__MATERIAL PROVIDED__
:::::
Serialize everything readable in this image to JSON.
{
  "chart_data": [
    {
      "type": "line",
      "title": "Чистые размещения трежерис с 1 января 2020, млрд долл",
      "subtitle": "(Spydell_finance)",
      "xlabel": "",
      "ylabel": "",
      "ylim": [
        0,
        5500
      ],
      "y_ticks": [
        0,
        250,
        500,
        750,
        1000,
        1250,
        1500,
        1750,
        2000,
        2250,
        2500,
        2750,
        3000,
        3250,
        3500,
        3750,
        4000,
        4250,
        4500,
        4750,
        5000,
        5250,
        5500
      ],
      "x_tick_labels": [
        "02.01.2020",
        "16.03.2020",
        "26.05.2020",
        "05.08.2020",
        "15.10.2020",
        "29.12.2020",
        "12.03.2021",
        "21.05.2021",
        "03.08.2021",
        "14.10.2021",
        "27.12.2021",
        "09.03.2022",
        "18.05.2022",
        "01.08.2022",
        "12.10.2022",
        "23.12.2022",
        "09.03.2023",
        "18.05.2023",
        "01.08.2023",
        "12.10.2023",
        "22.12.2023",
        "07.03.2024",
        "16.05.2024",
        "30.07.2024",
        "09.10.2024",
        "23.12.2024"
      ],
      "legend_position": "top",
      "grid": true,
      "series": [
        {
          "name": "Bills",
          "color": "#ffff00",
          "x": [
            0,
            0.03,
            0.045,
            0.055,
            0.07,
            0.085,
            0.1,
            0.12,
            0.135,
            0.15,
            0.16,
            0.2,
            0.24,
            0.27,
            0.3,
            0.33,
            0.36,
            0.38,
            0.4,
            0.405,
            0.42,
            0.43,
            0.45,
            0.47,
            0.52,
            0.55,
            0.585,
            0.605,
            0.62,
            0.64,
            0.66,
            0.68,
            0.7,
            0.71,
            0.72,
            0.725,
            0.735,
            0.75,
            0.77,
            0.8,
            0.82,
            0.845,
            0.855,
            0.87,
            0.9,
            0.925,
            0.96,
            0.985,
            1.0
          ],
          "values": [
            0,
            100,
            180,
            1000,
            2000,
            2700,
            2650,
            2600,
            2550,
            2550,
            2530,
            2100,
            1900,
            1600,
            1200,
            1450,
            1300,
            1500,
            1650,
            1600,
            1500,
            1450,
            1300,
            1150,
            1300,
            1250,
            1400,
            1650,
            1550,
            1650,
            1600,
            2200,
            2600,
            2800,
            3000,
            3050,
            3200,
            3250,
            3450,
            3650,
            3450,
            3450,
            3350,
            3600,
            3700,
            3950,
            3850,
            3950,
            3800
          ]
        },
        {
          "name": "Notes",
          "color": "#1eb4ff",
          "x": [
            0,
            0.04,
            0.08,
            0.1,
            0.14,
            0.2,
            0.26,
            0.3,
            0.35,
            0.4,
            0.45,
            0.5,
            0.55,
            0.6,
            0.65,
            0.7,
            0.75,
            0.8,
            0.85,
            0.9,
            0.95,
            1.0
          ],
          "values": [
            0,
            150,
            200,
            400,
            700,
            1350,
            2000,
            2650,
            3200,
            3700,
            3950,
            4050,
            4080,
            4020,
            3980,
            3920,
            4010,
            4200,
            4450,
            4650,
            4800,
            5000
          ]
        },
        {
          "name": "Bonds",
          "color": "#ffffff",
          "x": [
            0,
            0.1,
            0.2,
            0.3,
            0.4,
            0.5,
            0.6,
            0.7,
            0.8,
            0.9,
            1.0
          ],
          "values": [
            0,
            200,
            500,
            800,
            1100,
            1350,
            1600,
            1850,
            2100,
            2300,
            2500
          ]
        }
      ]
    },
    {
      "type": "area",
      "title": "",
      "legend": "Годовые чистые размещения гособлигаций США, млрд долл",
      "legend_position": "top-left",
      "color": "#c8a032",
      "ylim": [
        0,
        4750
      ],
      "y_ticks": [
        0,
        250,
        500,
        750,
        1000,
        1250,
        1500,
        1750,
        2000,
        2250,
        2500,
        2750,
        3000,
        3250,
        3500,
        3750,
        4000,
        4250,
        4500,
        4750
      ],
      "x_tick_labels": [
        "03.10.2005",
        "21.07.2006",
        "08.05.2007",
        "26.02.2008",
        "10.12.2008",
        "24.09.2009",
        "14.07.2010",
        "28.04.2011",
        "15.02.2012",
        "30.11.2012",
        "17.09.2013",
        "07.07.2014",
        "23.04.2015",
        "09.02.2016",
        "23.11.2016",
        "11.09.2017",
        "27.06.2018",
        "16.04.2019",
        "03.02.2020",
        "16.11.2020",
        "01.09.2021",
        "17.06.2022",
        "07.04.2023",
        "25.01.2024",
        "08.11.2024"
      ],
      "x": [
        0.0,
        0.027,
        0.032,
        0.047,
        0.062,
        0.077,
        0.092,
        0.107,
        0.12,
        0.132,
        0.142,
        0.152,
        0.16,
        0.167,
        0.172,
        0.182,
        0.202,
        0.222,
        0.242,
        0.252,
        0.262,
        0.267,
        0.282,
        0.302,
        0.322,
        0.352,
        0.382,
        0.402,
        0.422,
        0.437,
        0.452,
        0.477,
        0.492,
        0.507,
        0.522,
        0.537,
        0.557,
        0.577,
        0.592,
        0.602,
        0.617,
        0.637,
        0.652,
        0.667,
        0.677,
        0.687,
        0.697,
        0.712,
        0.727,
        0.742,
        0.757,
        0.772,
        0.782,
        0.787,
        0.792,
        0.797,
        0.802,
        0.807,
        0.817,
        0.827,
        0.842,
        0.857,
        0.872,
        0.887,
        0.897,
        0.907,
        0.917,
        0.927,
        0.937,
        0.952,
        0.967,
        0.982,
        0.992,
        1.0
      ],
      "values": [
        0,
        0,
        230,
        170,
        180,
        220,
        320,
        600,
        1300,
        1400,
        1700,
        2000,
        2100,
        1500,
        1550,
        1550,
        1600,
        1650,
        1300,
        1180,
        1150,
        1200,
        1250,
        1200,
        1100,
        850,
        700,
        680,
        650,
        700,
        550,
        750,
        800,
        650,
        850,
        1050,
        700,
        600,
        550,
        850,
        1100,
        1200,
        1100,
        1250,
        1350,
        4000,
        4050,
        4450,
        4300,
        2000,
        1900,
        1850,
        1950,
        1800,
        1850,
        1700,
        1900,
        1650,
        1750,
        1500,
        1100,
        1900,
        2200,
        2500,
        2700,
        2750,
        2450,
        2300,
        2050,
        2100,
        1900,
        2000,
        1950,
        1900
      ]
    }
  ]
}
:::::
__BRIEF__
Output the data above exactly, please, line for line.

__WORKED SOLUTION__
Serialize everything readable in this image to JSON.
{
  "chart_data": [
    {
      "type": "line",
      "title": "Чистые размещения трежерис с 1 января 2020, млрд долл",
      "subtitle": "(Spydell_finance)",
      "xlabel": "",
      "ylabel": "",
      "ylim": [
        0,
        5500
      ],
      "y_ticks": [
        0,
        250,
        500,
        750,
        1000,
        1250,
        1500,
        1750,
        2000,
        2250,
        2500,
        2750,
        3000,
        3250,
        3500,
        3750,
        4000,
        4250,
        4500,
        4750,
        5000,
        5250,
        5500
      ],
      "x_tick_labels": [
        "02.01.2020",
        "16.03.2020",
        "26.05.2020",
        "05.08.2020",
        "15.10.2020",
        "29.12.2020",
        "12.03.2021",
        "21.05.2021",
        "03.08.2021",
        "14.10.2021",
        "27.12.2021",
        "09.03.2022",
        "18.05.2022",
        "01.08.2022",
        "12.10.2022",
        "23.12.2022",
        "09.03.2023",
        "18.05.2023",
        "01.08.2023",
        "12.10.2023",
        "22.12.2023",
        "07.03.2024",
        "16.05.2024",
        "30.07.2024",
        "09.10.2024",
        "23.12.2024"
      ],
      "legend_position": "top",
      "grid": true,
      "series": [
        {
          "name": "Bills",
          "color": "#ffff00",
          "x": [
            0,
            0.03,
            0.045,
            0.055,
            0.07,
            0.085,
            0.1,
            0.12,
            0.135,
            0.15,
            0.16,
            0.2,
            0.24,
            0.27,
            0.3,
            0.33,
            0.36,
            0.38,
            0.4,
            0.405,
            0.42,
            0.43,
            0.45,
            0.47,
            0.52,
            0.55,
            0.585,
            0.605,
            0.62,
            0.64,
            0.66,
            0.68,
            0.7,
            0.71,
            0.72,
            0.725,
            0.735,
            0.75,
            0.77,
            0.8,
            0.82,
            0.845,
            0.855,
            0.87,
            0.9,
            0.925,
            0.96,
            0.985,
            1.0
          ],
          "values": [
            0,
            100,
            180,
            1000,
            2000,
            2700,
            2650,
            2600,
            2550,
            2550,
            2530,
            2100,
            1900,
            1600,
            1200,
            1450,
            1300,
            1500,
            1650,
            1600,
            1500,
            1450,
            1300,
            1150,
            1300,
            1250,
            1400,
            1650,
            1550,
            1650,
            1600,
            2200,
            2600,
            2800,
            3000,
            3050,
            3200,
            3250,
            3450,
            3650,
            3450,
            3450,
            3350,
            3600,
            3700,
            3950,
            3850,
            3950,
            3800
          ]
        },
        {
          "name": "Notes",
          "color": "#1eb4ff",
          "x": [
            0,
            0.04,
            0.08,
            0.1,
            0.14,
            0.2,
            0.26,
            0.3,
            0.35,
            0.4,
            0.45,
            0.5,
            0.55,
            0.6,
            0.65,
            0.7,
            0.75,
            0.8,
            0.85,
            0.9,
            0.95,
            1.0
          ],
          "values": [
            0,
            150,
            200,
            400,
            700,
            1350,
            2000,
            2650,
            3200,
            3700,
            3950,
            4050,
            4080,
            4020,
            3980,
            3920,
            4010,
            4200,
            4450,
            4650,
            4800,
            5000
          ]
        },
        {
          "name": "Bonds",
          "color": "#ffffff",
          "x": [
            0,
            0.1,
            0.2,
            0.3,
            0.4,
            0.5,
            0.6,
            0.7,
            0.8,
            0.9,
            1.0
          ],
          "values": [
            0,
            200,
            500,
            800,
            1100,
            1350,
            1600,
            1850,
            2100,
            2300,
            2500
          ]
        }
      ]
    },
    {
      "type": "area",
      "title": "",
      "legend": "Годовые чистые размещения гособлигаций США, млрд долл",
      "legend_position": "top-left",
      "color": "#c8a032",
      "ylim": [
        0,
        4750
      ],
      "y_ticks": [
        0,
        250,
        500,
        750,
        1000,
        1250,
        1500,
        1750,
        2000,
        2250,
        2500,
        2750,
        3000,
        3250,
        3500,
        3750,
        4000,
        4250,
        4500,
        4750
      ],
      "x_tick_labels": [
        "03.10.2005",
        "21.07.2006",
        "08.05.2007",
        "26.02.2008",
        "10.12.2008",
        "24.09.2009",
        "14.07.2010",
        "28.04.2011",
        "15.02.2012",
        "30.11.2012",
        "17.09.2013",
        "07.07.2014",
        "23.04.2015",
        "09.02.2016",
        "23.11.2016",
        "11.09.2017",
        "27.06.2018",
        "16.04.2019",
        "03.02.2020",
        "16.11.2020",
        "01.09.2021",
        "17.06.2022",
        "07.04.2023",
        "25.01.2024",
        "08.11.2024"
      ],
      "x": [
        0.0,
        0.027,
        0.032,
        0.047,
        0.062,
        0.077,
        0.092,
        0.107,
        0.12,
        0.132,
        0.142,
        0.152,
        0.16,
        0.167,
        0.172,
        0.182,
        0.202,
        0.222,
        0.242,
        0.252,
        0.262,
        0.267,
        0.282,
        0.302,
        0.322,
        0.352,
        0.382,
        0.402,
        0.422,
        0.437,
        0.452,
        0.477,
        0.492,
        0.507,
        0.522,
        0.537,
        0.557,
        0.577,
        0.592,
        0.602,
        0.617,
        0.637,
        0.652,
        0.667,
        0.677,
        0.687,
        0.697,
        0.712,
        0.727,
        0.742,
        0.757,
        0.772,
        0.782,
        0.787,
        0.792,
        0.797,
        0.802,
        0.807,
        0.817,
        0.827,
        0.842,
        0.857,
        0.872,
        0.887,
        0.897,
        0.907,
        0.917,
        0.927,
        0.937,
        0.952,
        0.967,
        0.982,
        0.992,
        1.0
      ],
      "values": [
        0,
        0,
        230,
        170,
        180,
        220,
        320,
        600,
        1300,
        1400,
        1700,
        2000,
        2100,
        1500,
        1550,
        1550,
        1600,
        1650,
        1300,
        1180,
        1150,
        1200,
        1250,
        1200,
        1100,
        850,
        700,
        680,
        650,
        700,
        550,
        750,
        800,
        650,
        850,
        1050,
        700,
        600,
        550,
        850,
        1100,
        1200,
        1100,
        1250,
        1350,
        4000,
        4050,
        4450,
        4300,
        2000,
        1900,
        1850,
        1950,
        1800,
        1850,
        1700,
        1900,
        1650,
        1750,
        1500,
        1100,
        1900,
        2200,
        2500,
        2700,
        2750,
        2450,
        2300,
        2050,
        2100,
        1900,
        2000,
        1950,
        1900
      ]
    }
  ]
}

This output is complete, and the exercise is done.